[Some entries]
--------------------------------

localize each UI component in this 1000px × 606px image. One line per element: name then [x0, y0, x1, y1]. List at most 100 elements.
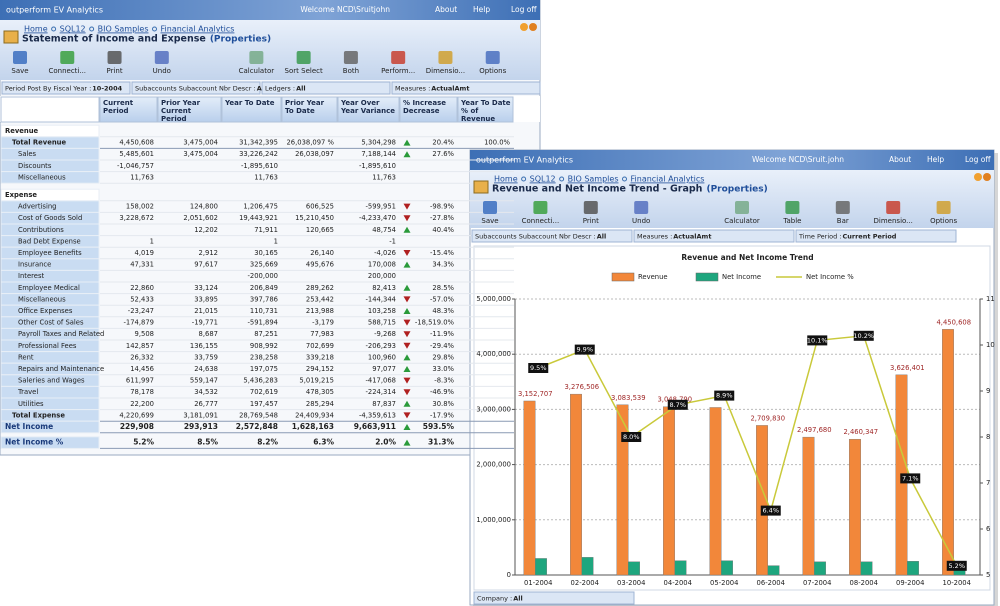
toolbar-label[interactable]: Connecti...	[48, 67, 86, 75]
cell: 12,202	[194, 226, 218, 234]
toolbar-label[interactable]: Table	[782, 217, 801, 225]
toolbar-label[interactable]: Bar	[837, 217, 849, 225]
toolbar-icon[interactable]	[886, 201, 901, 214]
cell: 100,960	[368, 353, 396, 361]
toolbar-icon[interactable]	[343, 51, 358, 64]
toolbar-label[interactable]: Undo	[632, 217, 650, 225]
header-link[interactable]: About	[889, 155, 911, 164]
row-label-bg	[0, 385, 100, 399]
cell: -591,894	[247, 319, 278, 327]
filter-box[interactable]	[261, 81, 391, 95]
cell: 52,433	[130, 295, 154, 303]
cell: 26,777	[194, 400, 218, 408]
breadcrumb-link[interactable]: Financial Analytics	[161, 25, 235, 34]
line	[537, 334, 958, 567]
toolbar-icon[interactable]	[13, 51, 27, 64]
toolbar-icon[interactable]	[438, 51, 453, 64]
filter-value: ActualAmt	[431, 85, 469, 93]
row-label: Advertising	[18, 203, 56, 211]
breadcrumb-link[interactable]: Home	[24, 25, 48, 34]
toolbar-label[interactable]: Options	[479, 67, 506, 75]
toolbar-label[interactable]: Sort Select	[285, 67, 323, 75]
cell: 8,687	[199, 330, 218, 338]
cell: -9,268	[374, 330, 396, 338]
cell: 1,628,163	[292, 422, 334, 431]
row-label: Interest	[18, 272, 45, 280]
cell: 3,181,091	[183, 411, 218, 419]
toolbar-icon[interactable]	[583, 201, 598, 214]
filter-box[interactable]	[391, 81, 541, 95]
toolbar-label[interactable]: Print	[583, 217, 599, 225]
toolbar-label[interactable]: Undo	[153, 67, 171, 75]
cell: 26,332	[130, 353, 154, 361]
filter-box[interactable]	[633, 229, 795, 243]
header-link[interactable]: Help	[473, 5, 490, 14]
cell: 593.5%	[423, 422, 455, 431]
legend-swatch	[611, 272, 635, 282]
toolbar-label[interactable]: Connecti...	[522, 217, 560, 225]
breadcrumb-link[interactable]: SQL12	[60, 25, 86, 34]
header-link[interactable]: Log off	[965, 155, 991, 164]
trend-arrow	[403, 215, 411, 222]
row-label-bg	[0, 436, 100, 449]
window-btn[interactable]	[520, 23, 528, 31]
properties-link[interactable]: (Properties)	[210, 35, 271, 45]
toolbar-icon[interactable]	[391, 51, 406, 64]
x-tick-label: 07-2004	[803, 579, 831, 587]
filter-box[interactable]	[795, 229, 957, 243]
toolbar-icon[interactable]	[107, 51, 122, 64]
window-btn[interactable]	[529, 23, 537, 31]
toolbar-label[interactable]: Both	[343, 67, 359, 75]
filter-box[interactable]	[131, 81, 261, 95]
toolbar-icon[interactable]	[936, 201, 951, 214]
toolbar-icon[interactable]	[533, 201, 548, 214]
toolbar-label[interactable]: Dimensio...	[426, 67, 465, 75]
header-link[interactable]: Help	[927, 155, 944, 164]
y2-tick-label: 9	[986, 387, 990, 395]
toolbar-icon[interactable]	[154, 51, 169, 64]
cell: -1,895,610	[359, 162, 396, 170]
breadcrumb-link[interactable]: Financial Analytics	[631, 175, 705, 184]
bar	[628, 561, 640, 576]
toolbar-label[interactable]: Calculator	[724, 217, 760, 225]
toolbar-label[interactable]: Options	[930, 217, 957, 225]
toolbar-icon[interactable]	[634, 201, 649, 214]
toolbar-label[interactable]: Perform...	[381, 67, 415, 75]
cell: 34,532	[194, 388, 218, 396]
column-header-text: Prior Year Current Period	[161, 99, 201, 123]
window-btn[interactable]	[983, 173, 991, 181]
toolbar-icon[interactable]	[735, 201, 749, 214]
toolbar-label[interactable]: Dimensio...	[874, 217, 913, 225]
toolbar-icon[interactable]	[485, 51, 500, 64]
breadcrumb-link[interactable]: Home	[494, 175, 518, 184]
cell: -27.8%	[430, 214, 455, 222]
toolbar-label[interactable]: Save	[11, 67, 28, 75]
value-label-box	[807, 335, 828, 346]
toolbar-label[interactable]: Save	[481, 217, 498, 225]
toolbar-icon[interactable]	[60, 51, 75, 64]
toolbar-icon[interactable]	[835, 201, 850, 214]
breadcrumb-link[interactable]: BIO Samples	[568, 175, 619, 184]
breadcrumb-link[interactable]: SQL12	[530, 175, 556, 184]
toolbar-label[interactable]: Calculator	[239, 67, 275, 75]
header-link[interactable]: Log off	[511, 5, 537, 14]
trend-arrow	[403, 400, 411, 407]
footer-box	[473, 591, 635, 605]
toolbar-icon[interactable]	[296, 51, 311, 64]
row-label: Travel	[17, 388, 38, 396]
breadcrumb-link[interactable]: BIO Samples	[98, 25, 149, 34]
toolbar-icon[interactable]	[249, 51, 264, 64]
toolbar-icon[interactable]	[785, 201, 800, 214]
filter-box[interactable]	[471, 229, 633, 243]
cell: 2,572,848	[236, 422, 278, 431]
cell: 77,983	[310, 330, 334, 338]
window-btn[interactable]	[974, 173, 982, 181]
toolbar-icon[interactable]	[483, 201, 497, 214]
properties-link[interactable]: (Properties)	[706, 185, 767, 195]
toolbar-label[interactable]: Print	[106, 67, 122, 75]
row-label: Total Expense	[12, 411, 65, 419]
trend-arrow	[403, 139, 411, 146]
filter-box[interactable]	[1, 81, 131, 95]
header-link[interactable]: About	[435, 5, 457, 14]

--------------------------------

Stated exercise => Return every line of the entries above verbatim, excluding any pictures.

Task solution =>
localize each UI component in this 1000px × 606px image. One line per element: name then [x0, y0, x1, y1]. List at most 100 elements.
toolbar-label[interactable]: Connecti...	[48, 67, 86, 75]
cell: 12,202	[194, 226, 218, 234]
toolbar-label[interactable]: Table	[782, 217, 801, 225]
toolbar-label[interactable]: Bar	[837, 217, 849, 225]
toolbar-icon[interactable]	[886, 201, 901, 214]
cell: 100,960	[368, 353, 396, 361]
toolbar-icon[interactable]	[343, 51, 358, 64]
toolbar-label[interactable]: Undo	[632, 217, 650, 225]
header-link[interactable]: About	[889, 155, 911, 164]
row-label-bg	[0, 385, 100, 399]
cell: -591,894	[247, 319, 278, 327]
filter-box[interactable]	[261, 81, 391, 95]
cell: 52,433	[130, 295, 154, 303]
cell: 26,777	[194, 400, 218, 408]
breadcrumb-link[interactable]: Financial Analytics	[161, 25, 235, 34]
line	[537, 334, 958, 567]
toolbar-icon[interactable]	[13, 51, 27, 64]
toolbar-icon[interactable]	[438, 51, 453, 64]
filter-value: ActualAmt	[431, 85, 469, 93]
row-label: Advertising	[18, 203, 56, 211]
breadcrumb-link[interactable]: Home	[24, 25, 48, 34]
toolbar-label[interactable]: Options	[479, 67, 506, 75]
toolbar-label[interactable]: Sort Select	[285, 67, 323, 75]
cell: 8,687	[199, 330, 218, 338]
cell: -9,268	[374, 330, 396, 338]
cell: 1,628,163	[292, 422, 334, 431]
row-label: Interest	[18, 272, 45, 280]
cell: 3,181,091	[183, 411, 218, 419]
toolbar-icon[interactable]	[583, 201, 598, 214]
filter-box[interactable]	[391, 81, 541, 95]
toolbar-label[interactable]: Print	[583, 217, 599, 225]
toolbar-label[interactable]: Undo	[153, 67, 171, 75]
cell: 26,332	[130, 353, 154, 361]
filter-box[interactable]	[633, 229, 795, 243]
header-link[interactable]: Help	[473, 5, 490, 14]
cell: 593.5%	[423, 422, 455, 431]
legend-swatch	[611, 272, 635, 282]
toolbar-label[interactable]: Connecti...	[522, 217, 560, 225]
breadcrumb-link[interactable]: SQL12	[60, 25, 86, 34]
header-link[interactable]: Log off	[965, 155, 991, 164]
trend-arrow	[403, 215, 411, 222]
row-label-bg	[0, 436, 100, 449]
window-btn[interactable]	[520, 23, 528, 31]
properties-link[interactable]: (Properties)	[210, 35, 271, 45]
toolbar-icon[interactable]	[391, 51, 406, 64]
x-tick-label: 07-2004	[803, 579, 831, 587]
filter-box[interactable]	[795, 229, 957, 243]
toolbar-icon[interactable]	[107, 51, 122, 64]
window-btn[interactable]	[529, 23, 537, 31]
toolbar-label[interactable]: Both	[343, 67, 359, 75]
filter-box[interactable]	[131, 81, 261, 95]
toolbar-icon[interactable]	[936, 201, 951, 214]
toolbar-icon[interactable]	[533, 201, 548, 214]
toolbar-label[interactable]: Dimensio...	[426, 67, 465, 75]
header-link[interactable]: Help	[927, 155, 944, 164]
y2-tick-label: 9	[986, 387, 990, 395]
toolbar-icon[interactable]	[154, 51, 169, 64]
cell: -1,895,610	[359, 162, 396, 170]
breadcrumb-link[interactable]: Financial Analytics	[631, 175, 705, 184]
bar	[628, 561, 640, 576]
toolbar-label[interactable]: Calculator	[724, 217, 760, 225]
toolbar-label[interactable]: Options	[930, 217, 957, 225]
toolbar-icon[interactable]	[634, 201, 649, 214]
toolbar-label[interactable]: Perform...	[381, 67, 415, 75]
cell: 34,532	[194, 388, 218, 396]
column-header-text: Prior Year Current Period	[161, 99, 201, 123]
window-btn[interactable]	[983, 173, 991, 181]
toolbar-icon[interactable]	[735, 201, 749, 214]
toolbar-label[interactable]: Dimensio...	[874, 217, 913, 225]
toolbar-icon[interactable]	[485, 51, 500, 64]
breadcrumb-link[interactable]: Home	[494, 175, 518, 184]
cell: -27.8%	[430, 214, 455, 222]
toolbar-label[interactable]: Save	[11, 67, 28, 75]
value-label-box	[807, 335, 828, 346]
toolbar-label[interactable]: Save	[481, 217, 498, 225]
toolbar-icon[interactable]	[60, 51, 75, 64]
toolbar-icon[interactable]	[835, 201, 850, 214]
breadcrumb-link[interactable]: BIO Samples	[568, 175, 619, 184]
breadcrumb-link[interactable]: SQL12	[530, 175, 556, 184]
toolbar-label[interactable]: Calculator	[239, 67, 275, 75]
header-link[interactable]: Log off	[511, 5, 537, 14]
trend-arrow	[403, 400, 411, 407]
footer-box	[473, 591, 635, 605]
toolbar-icon[interactable]	[296, 51, 311, 64]
row-label: Travel	[17, 388, 38, 396]
breadcrumb-link[interactable]: BIO Samples	[98, 25, 149, 34]
toolbar-icon[interactable]	[249, 51, 264, 64]
toolbar-icon[interactable]	[785, 201, 800, 214]
filter-box[interactable]	[471, 229, 633, 243]
cell: 2,572,848	[236, 422, 278, 431]
cell: 77,983	[310, 330, 334, 338]
window-btn[interactable]	[974, 173, 982, 181]
toolbar-icon[interactable]	[483, 201, 497, 214]
properties-link[interactable]: (Properties)	[706, 185, 767, 195]
toolbar-label[interactable]: Print	[106, 67, 122, 75]
row-label: Total Expense	[12, 411, 65, 419]
trend-arrow	[403, 139, 411, 146]
filter-box[interactable]	[1, 81, 131, 95]
header-link[interactable]: About	[435, 5, 457, 14]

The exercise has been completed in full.